[Records from a data source]
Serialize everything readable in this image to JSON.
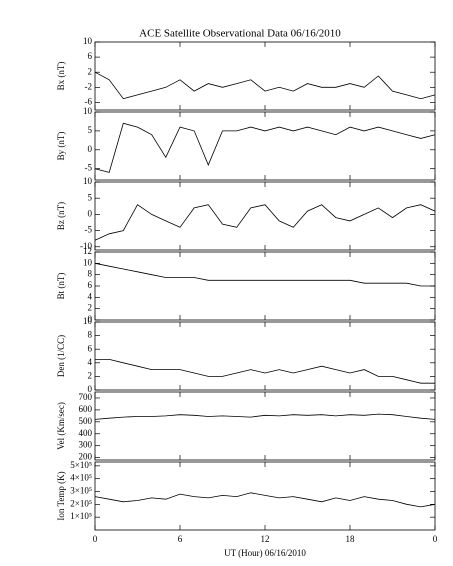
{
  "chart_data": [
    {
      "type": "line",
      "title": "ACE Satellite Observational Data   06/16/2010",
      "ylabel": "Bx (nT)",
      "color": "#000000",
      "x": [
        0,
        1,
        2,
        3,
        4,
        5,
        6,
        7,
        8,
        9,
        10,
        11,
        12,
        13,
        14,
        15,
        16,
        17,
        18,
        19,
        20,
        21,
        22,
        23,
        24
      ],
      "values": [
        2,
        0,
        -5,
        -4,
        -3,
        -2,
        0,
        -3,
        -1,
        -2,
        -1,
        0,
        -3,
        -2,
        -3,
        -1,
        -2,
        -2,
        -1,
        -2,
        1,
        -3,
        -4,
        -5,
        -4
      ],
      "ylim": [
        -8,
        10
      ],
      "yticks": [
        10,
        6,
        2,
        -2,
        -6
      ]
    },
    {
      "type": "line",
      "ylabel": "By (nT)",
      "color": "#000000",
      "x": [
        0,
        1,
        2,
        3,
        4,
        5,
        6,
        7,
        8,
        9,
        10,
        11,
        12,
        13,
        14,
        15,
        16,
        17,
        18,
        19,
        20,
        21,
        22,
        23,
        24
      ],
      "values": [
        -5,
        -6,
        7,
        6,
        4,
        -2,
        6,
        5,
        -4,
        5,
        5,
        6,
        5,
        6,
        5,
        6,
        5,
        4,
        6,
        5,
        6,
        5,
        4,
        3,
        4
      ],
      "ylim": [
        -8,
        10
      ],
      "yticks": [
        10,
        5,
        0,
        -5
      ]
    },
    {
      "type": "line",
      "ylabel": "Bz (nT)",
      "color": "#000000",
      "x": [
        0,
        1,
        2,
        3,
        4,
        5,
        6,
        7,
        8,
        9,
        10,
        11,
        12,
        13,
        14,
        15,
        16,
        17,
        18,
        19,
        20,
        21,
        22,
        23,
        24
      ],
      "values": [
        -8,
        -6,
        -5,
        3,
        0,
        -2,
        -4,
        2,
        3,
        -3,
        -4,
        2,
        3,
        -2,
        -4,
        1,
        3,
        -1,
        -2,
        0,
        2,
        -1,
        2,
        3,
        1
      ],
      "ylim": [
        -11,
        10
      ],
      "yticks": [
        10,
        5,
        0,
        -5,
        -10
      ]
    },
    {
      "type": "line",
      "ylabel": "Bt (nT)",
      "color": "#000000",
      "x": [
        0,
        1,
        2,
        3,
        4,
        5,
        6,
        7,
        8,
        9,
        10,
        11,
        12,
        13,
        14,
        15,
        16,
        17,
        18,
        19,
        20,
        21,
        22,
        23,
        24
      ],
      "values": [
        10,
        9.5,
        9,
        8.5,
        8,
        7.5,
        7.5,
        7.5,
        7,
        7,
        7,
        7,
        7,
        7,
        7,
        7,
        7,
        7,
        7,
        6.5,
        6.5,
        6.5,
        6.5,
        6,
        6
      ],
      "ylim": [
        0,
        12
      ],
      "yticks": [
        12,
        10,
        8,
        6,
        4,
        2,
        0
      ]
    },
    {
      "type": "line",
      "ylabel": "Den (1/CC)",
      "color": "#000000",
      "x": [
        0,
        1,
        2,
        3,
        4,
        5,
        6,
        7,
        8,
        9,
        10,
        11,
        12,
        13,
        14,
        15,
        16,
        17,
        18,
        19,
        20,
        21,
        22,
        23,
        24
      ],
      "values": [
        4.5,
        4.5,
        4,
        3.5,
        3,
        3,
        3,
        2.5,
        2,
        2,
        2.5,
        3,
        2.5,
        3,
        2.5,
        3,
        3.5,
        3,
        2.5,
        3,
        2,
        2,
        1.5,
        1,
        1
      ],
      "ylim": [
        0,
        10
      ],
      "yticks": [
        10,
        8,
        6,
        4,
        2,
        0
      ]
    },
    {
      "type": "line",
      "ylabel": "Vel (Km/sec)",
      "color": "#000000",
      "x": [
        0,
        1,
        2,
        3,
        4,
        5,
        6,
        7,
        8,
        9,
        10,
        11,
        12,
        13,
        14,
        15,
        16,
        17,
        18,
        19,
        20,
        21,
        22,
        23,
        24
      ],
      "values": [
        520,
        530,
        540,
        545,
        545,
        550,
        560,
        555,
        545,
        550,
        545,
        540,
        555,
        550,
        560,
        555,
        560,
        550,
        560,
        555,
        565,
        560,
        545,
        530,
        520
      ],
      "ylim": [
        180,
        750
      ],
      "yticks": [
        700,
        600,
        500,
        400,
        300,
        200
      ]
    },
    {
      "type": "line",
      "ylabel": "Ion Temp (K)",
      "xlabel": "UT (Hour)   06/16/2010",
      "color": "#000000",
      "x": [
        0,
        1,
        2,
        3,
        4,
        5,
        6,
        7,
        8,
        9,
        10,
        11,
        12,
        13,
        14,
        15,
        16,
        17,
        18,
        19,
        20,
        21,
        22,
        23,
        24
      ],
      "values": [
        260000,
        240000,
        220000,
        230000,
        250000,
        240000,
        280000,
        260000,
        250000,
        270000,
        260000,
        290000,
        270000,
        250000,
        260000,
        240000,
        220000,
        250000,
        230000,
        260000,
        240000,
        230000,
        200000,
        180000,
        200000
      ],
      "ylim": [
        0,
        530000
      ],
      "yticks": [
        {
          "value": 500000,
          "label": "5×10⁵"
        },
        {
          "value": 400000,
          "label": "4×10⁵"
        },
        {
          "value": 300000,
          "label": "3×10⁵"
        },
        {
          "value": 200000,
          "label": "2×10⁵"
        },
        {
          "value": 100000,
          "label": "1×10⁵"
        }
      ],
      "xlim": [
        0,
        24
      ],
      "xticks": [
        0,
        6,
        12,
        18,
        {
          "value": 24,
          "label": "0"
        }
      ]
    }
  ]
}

Written exercise:
Images in the records should not be copied. Repeat all the rest exactly.

Expected output:
Serialize everything readable in this image to JSON.
{
  "chart_data": [
    {
      "type": "line",
      "title": "ACE Satellite Observational Data   06/16/2010",
      "ylabel": "Bx (nT)",
      "color": "#000000",
      "x": [
        0,
        1,
        2,
        3,
        4,
        5,
        6,
        7,
        8,
        9,
        10,
        11,
        12,
        13,
        14,
        15,
        16,
        17,
        18,
        19,
        20,
        21,
        22,
        23,
        24
      ],
      "values": [
        2,
        0,
        -5,
        -4,
        -3,
        -2,
        0,
        -3,
        -1,
        -2,
        -1,
        0,
        -3,
        -2,
        -3,
        -1,
        -2,
        -2,
        -1,
        -2,
        1,
        -3,
        -4,
        -5,
        -4
      ],
      "ylim": [
        -8,
        10
      ],
      "yticks": [
        10,
        6,
        2,
        -2,
        -6
      ]
    },
    {
      "type": "line",
      "ylabel": "By (nT)",
      "color": "#000000",
      "x": [
        0,
        1,
        2,
        3,
        4,
        5,
        6,
        7,
        8,
        9,
        10,
        11,
        12,
        13,
        14,
        15,
        16,
        17,
        18,
        19,
        20,
        21,
        22,
        23,
        24
      ],
      "values": [
        -5,
        -6,
        7,
        6,
        4,
        -2,
        6,
        5,
        -4,
        5,
        5,
        6,
        5,
        6,
        5,
        6,
        5,
        4,
        6,
        5,
        6,
        5,
        4,
        3,
        4
      ],
      "ylim": [
        -8,
        10
      ],
      "yticks": [
        10,
        5,
        0,
        -5
      ]
    },
    {
      "type": "line",
      "ylabel": "Bz (nT)",
      "color": "#000000",
      "x": [
        0,
        1,
        2,
        3,
        4,
        5,
        6,
        7,
        8,
        9,
        10,
        11,
        12,
        13,
        14,
        15,
        16,
        17,
        18,
        19,
        20,
        21,
        22,
        23,
        24
      ],
      "values": [
        -8,
        -6,
        -5,
        3,
        0,
        -2,
        -4,
        2,
        3,
        -3,
        -4,
        2,
        3,
        -2,
        -4,
        1,
        3,
        -1,
        -2,
        0,
        2,
        -1,
        2,
        3,
        1
      ],
      "ylim": [
        -11,
        10
      ],
      "yticks": [
        10,
        5,
        0,
        -5,
        -10
      ]
    },
    {
      "type": "line",
      "ylabel": "Bt (nT)",
      "color": "#000000",
      "x": [
        0,
        1,
        2,
        3,
        4,
        5,
        6,
        7,
        8,
        9,
        10,
        11,
        12,
        13,
        14,
        15,
        16,
        17,
        18,
        19,
        20,
        21,
        22,
        23,
        24
      ],
      "values": [
        10,
        9.5,
        9,
        8.5,
        8,
        7.5,
        7.5,
        7.5,
        7,
        7,
        7,
        7,
        7,
        7,
        7,
        7,
        7,
        7,
        7,
        6.5,
        6.5,
        6.5,
        6.5,
        6,
        6
      ],
      "ylim": [
        0,
        12
      ],
      "yticks": [
        12,
        10,
        8,
        6,
        4,
        2,
        0
      ]
    },
    {
      "type": "line",
      "ylabel": "Den (1/CC)",
      "color": "#000000",
      "x": [
        0,
        1,
        2,
        3,
        4,
        5,
        6,
        7,
        8,
        9,
        10,
        11,
        12,
        13,
        14,
        15,
        16,
        17,
        18,
        19,
        20,
        21,
        22,
        23,
        24
      ],
      "values": [
        4.5,
        4.5,
        4,
        3.5,
        3,
        3,
        3,
        2.5,
        2,
        2,
        2.5,
        3,
        2.5,
        3,
        2.5,
        3,
        3.5,
        3,
        2.5,
        3,
        2,
        2,
        1.5,
        1,
        1
      ],
      "ylim": [
        0,
        10
      ],
      "yticks": [
        10,
        8,
        6,
        4,
        2,
        0
      ]
    },
    {
      "type": "line",
      "ylabel": "Vel (Km/sec)",
      "color": "#000000",
      "x": [
        0,
        1,
        2,
        3,
        4,
        5,
        6,
        7,
        8,
        9,
        10,
        11,
        12,
        13,
        14,
        15,
        16,
        17,
        18,
        19,
        20,
        21,
        22,
        23,
        24
      ],
      "values": [
        520,
        530,
        540,
        545,
        545,
        550,
        560,
        555,
        545,
        550,
        545,
        540,
        555,
        550,
        560,
        555,
        560,
        550,
        560,
        555,
        565,
        560,
        545,
        530,
        520
      ],
      "ylim": [
        180,
        750
      ],
      "yticks": [
        700,
        600,
        500,
        400,
        300,
        200
      ]
    },
    {
      "type": "line",
      "ylabel": "Ion Temp (K)",
      "xlabel": "UT (Hour)   06/16/2010",
      "color": "#000000",
      "x": [
        0,
        1,
        2,
        3,
        4,
        5,
        6,
        7,
        8,
        9,
        10,
        11,
        12,
        13,
        14,
        15,
        16,
        17,
        18,
        19,
        20,
        21,
        22,
        23,
        24
      ],
      "values": [
        260000,
        240000,
        220000,
        230000,
        250000,
        240000,
        280000,
        260000,
        250000,
        270000,
        260000,
        290000,
        270000,
        250000,
        260000,
        240000,
        220000,
        250000,
        230000,
        260000,
        240000,
        230000,
        200000,
        180000,
        200000
      ],
      "ylim": [
        0,
        530000
      ],
      "yticks": [
        {
          "value": 500000,
          "label": "5×10⁵"
        },
        {
          "value": 400000,
          "label": "4×10⁵"
        },
        {
          "value": 300000,
          "label": "3×10⁵"
        },
        {
          "value": 200000,
          "label": "2×10⁵"
        },
        {
          "value": 100000,
          "label": "1×10⁵"
        }
      ],
      "xlim": [
        0,
        24
      ],
      "xticks": [
        0,
        6,
        12,
        18,
        {
          "value": 24,
          "label": "0"
        }
      ]
    }
  ]
}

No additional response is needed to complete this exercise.